Saved entries:
▽
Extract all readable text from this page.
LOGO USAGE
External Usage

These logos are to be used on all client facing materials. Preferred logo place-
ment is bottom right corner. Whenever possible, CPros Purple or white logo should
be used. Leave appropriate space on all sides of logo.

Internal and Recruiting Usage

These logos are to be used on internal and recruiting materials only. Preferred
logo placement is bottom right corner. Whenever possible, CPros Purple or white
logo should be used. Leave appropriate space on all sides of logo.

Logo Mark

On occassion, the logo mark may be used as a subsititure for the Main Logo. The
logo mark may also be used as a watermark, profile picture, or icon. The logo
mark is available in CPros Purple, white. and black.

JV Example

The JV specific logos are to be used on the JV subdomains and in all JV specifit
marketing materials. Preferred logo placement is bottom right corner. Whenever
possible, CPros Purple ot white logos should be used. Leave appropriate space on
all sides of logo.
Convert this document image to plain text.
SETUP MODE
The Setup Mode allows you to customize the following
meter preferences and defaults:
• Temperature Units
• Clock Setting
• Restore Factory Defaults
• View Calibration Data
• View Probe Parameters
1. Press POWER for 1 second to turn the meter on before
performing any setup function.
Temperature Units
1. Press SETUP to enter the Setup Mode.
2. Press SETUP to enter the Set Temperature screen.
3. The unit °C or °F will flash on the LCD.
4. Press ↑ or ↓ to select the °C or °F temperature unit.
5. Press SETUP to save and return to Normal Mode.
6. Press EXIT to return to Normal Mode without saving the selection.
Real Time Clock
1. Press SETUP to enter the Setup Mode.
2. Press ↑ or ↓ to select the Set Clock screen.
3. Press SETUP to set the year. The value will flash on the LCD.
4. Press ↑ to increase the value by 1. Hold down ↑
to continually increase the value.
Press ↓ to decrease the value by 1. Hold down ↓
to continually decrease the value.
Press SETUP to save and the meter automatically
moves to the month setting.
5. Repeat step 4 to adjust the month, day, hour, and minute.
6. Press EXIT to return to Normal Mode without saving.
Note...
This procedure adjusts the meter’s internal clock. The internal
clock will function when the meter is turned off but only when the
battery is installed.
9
△
Search the records for the word "Hold" and copy every line where it occurs.

**The output:**
4. Press ↑ to increase the value by 1. Hold down ↑
Press ↓ to decrease the value by 1. Hold down ↓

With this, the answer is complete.